* **Aim of the task**
In your copy, repeat the records exactly and leave out the pictures.

* **Material provided**
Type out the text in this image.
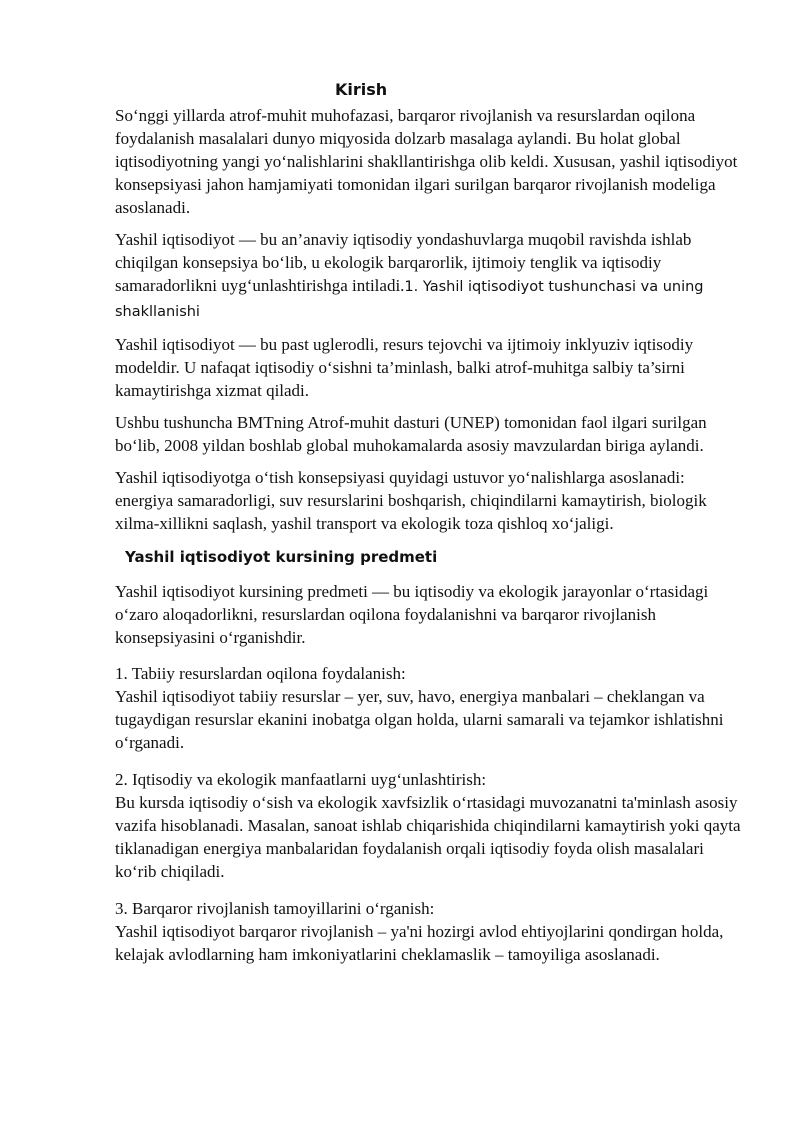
Kirish

So‘nggi yillarda atrof-muhit muhofazasi, barqaror rivojlanish va resurslardan oqilona foydalanish masalalari dunyo miqyosida dolzarb masalaga aylandi. Bu holat global iqtisodiyotning yangi yo‘nalishlarini shakllantirishga olib keldi. Xususan, yashil iqtisodiyot konsepsiyasi jahon hamjamiyati tomonidan ilgari surilgan barqaror rivojlanish modeliga asoslanadi.

Yashil iqtisodiyot — bu an’anaviy iqtisodiy yondashuvlarga muqobil ravishda ishlab chiqilgan konsepsiya bo‘lib, u ekologik barqarorlik, ijtimoiy tenglik va iqtisodiy samaradorlikni uyg‘unlashtirishga intiladi.1. Yashil iqtisodiyot tushunchasi va uning shakllanishi

Yashil iqtisodiyot — bu past uglerodli, resurs tejovchi va ijtimoiy inklyuziv iqtisodiy modeldir. U nafaqat iqtisodiy o‘sishni ta’minlash, balki atrof-muhitga salbiy ta’sirni kamaytirishga xizmat qiladi.

Ushbu tushuncha BMTning Atrof-muhit dasturi (UNEP) tomonidan faol ilgari surilgan bo‘lib, 2008 yildan boshlab global muhokamalarda asosiy mavzulardan biriga aylandi.

Yashil iqtisodiyotga o‘tish konsepsiyasi quyidagi ustuvor yo‘nalishlarga asoslanadi: energiya samaradorligi, suv resurslarini boshqarish, chiqindilarni kamaytirish, biologik xilma-xillikni saqlash, yashil transport va ekologik toza qishloq xo‘jaligi.

Yashil iqtisodiyot kursining predmeti

Yashil iqtisodiyot kursining predmeti — bu iqtisodiy va ekologik jarayonlar o‘rtasidagi o‘zaro aloqadorlikni, resurslardan oqilona foydalanishni va barqaror rivojlanish konsepsiyasini o‘rganishdir.

1. Tabiiy resurslardan oqilona foydalanish:
Yashil iqtisodiyot tabiiy resurslar – yer, suv, havo, energiya manbalari – cheklangan va tugaydigan resurslar ekanini inobatga olgan holda, ularni samarali va tejamkor ishlatishni o‘rganadi.
2. Iqtisodiy va ekologik manfaatlarni uyg‘unlashtirish:
Bu kursda iqtisodiy o‘sish va ekologik xavfsizlik o‘rtasidagi muvozanatni ta'minlash asosiy vazifa hisoblanadi. Masalan, sanoat ishlab chiqarishida chiqindilarni kamaytirish yoki qayta tiklanadigan energiya manbalaridan foydalanish orqali iqtisodiy foyda olish masalalari ko‘rib chiqiladi.
3. Barqaror rivojlanish tamoyillarini o‘rganish:
Yashil iqtisodiyot barqaror rivojlanish – ya'ni hozirgi avlod ehtiyojlarini qondirgan holda, kelajak avlodlarning ham imkoniyatlarini cheklamaslik – tamoyiliga asoslanadi.
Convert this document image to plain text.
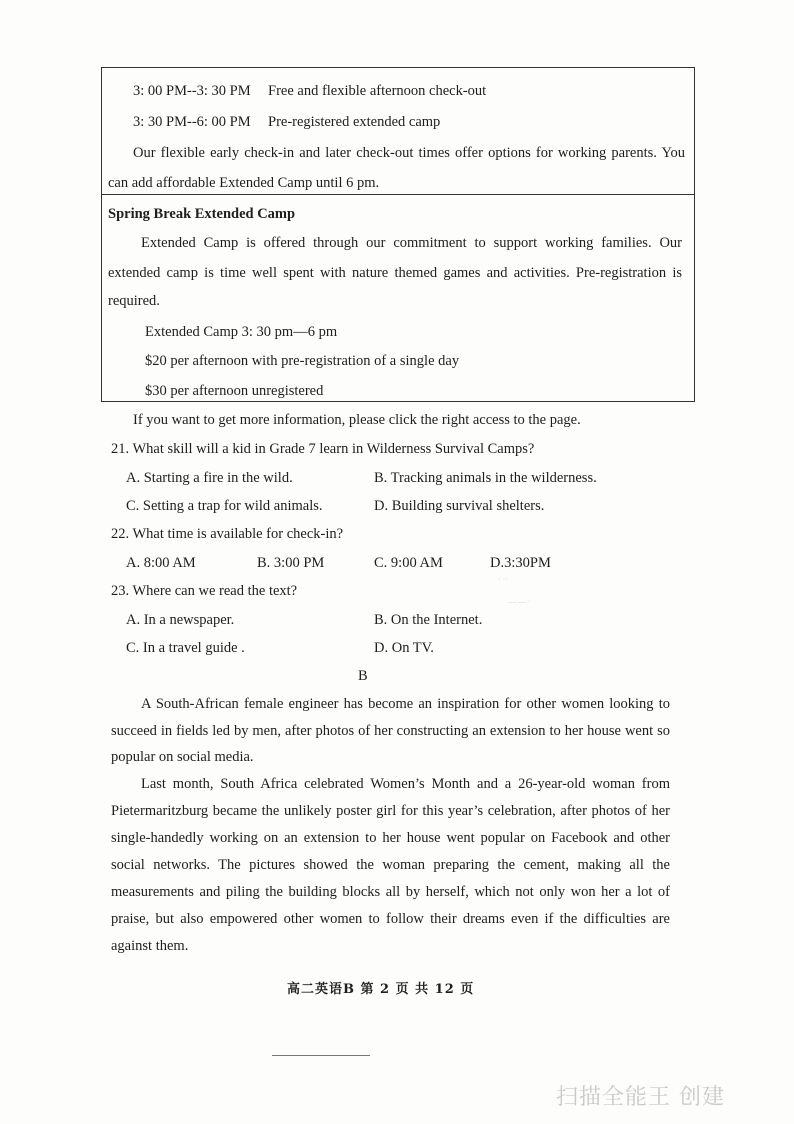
3: 00 PM--3: 30 PM Free and flexible afternoon check-out
3: 30 PM--6: 00 PM Pre-registered extended camp
Our flexible early check-in and later check-out times offer options for working parents. You
can add affordable Extended Camp until 6 pm.
Spring Break Extended Camp
Extended Camp is offered through our commitment to support working families. Our
extended camp is time well spent with nature themed games and activities. Pre-registration is
required.
Extended Camp 3: 30 pm—6 pm
$20 per afternoon with pre-registration of a single day
$30 per afternoon unregistered
If you want to get more information, please click the right access to the page.
21. What skill will a kid in Grade 7 learn in Wilderness Survival Camps?
A. Starting a fire in the wild.	B. Tracking animals in the wilderness.
C. Setting a trap for wild animals.	D. Building survival shelters.
22. What time is available for check-in?
A. 8:00 AM	B. 3:00 PM	C. 9:00 AM	D.3:30PM
· ··
— — ·
23. Where can we read the text?
A. In a newspaper.	B. On the Internet.
C. In a travel guide .	D. On TV.
B
A South-African female engineer has become an inspiration for other women looking to
succeed in fields led by men, after photos of her constructing an extension to her house went so
popular on social media.
Last month, South Africa celebrated Women’s Month and a 26-year-old woman from
Pietermaritzburg became the unlikely poster girl for this year’s celebration, after photos of her
single-handedly working on an extension to her house went popular on Facebook and other
social networks. The pictures showed the woman preparing the cement, making all the
measurements and piling the building blocks all by herself, which not only won her a lot of
praise, but also empowered other women to follow their dreams even if the difficulties are
against them.
高二英语B 第 2 页 共 12 页
扫描全能王 创建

* **Full output**
Type out the text in this image.
Kirish

So‘nggi yillarda atrof-muhit muhofazasi, barqaror rivojlanish va resurslardan oqilona foydalanish masalalari dunyo miqyosida dolzarb masalaga aylandi. Bu holat global iqtisodiyotning yangi yo‘nalishlarini shakllantirishga olib keldi. Xususan, yashil iqtisodiyot konsepsiyasi jahon hamjamiyati tomonidan ilgari surilgan barqaror rivojlanish modeliga asoslanadi.

Yashil iqtisodiyot — bu an’anaviy iqtisodiy yondashuvlarga muqobil ravishda ishlab chiqilgan konsepsiya bo‘lib, u ekologik barqarorlik, ijtimoiy tenglik va iqtisodiy samaradorlikni uyg‘unlashtirishga intiladi.1. Yashil iqtisodiyot tushunchasi va uning shakllanishi

Yashil iqtisodiyot — bu past uglerodli, resurs tejovchi va ijtimoiy inklyuziv iqtisodiy modeldir. U nafaqat iqtisodiy o‘sishni ta’minlash, balki atrof-muhitga salbiy ta’sirni kamaytirishga xizmat qiladi.

Ushbu tushuncha BMTning Atrof-muhit dasturi (UNEP) tomonidan faol ilgari surilgan bo‘lib, 2008 yildan boshlab global muhokamalarda asosiy mavzulardan biriga aylandi.

Yashil iqtisodiyotga o‘tish konsepsiyasi quyidagi ustuvor yo‘nalishlarga asoslanadi: energiya samaradorligi, suv resurslarini boshqarish, chiqindilarni kamaytirish, biologik xilma-xillikni saqlash, yashil transport va ekologik toza qishloq xo‘jaligi.

Yashil iqtisodiyot kursining predmeti

Yashil iqtisodiyot kursining predmeti — bu iqtisodiy va ekologik jarayonlar o‘rtasidagi o‘zaro aloqadorlikni, resurslardan oqilona foydalanishni va barqaror rivojlanish konsepsiyasini o‘rganishdir.

1. Tabiiy resurslardan oqilona foydalanish:
Yashil iqtisodiyot tabiiy resurslar – yer, suv, havo, energiya manbalari – cheklangan va tugaydigan resurslar ekanini inobatga olgan holda, ularni samarali va tejamkor ishlatishni o‘rganadi.
2. Iqtisodiy va ekologik manfaatlarni uyg‘unlashtirish:
Bu kursda iqtisodiy o‘sish va ekologik xavfsizlik o‘rtasidagi muvozanatni ta'minlash asosiy vazifa hisoblanadi. Masalan, sanoat ishlab chiqarishida chiqindilarni kamaytirish yoki qayta tiklanadigan energiya manbalaridan foydalanish orqali iqtisodiy foyda olish masalalari ko‘rib chiqiladi.
3. Barqaror rivojlanish tamoyillarini o‘rganish:
Yashil iqtisodiyot barqaror rivojlanish – ya'ni hozirgi avlod ehtiyojlarini qondirgan holda, kelajak avlodlarning ham imkoniyatlarini cheklamaslik – tamoyiliga asoslanadi.
Convert this document image to plain text.
3: 00 PM--3: 30 PM Free and flexible afternoon check-out
3: 30 PM--6: 00 PM Pre-registered extended camp
Our flexible early check-in and later check-out times offer options for working parents. You
can add affordable Extended Camp until 6 pm.
Spring Break Extended Camp
Extended Camp is offered through our commitment to support working families. Our
extended camp is time well spent with nature themed games and activities. Pre-registration is
required.
Extended Camp 3: 30 pm—6 pm
$20 per afternoon with pre-registration of a single day
$30 per afternoon unregistered
If you want to get more information, please click the right access to the page.
21. What skill will a kid in Grade 7 learn in Wilderness Survival Camps?
A. Starting a fire in the wild.	B. Tracking animals in the wilderness.
C. Setting a trap for wild animals.	D. Building survival shelters.
22. What time is available for check-in?
A. 8:00 AM	B. 3:00 PM	C. 9:00 AM	D.3:30PM
· ··
— — ·
23. Where can we read the text?
A. In a newspaper.	B. On the Internet.
C. In a travel guide .	D. On TV.
B
A South-African female engineer has become an inspiration for other women looking to
succeed in fields led by men, after photos of her constructing an extension to her house went so
popular on social media.
Last month, South Africa celebrated Women’s Month and a 26-year-old woman from
Pietermaritzburg became the unlikely poster girl for this year’s celebration, after photos of her
single-handedly working on an extension to her house went popular on Facebook and other
social networks. The pictures showed the woman preparing the cement, making all the
measurements and piling the building blocks all by herself, which not only won her a lot of
praise, but also empowered other women to follow their dreams even if the difficulties are
against them.
高二英语B 第 2 页 共 12 页
扫描全能王 创建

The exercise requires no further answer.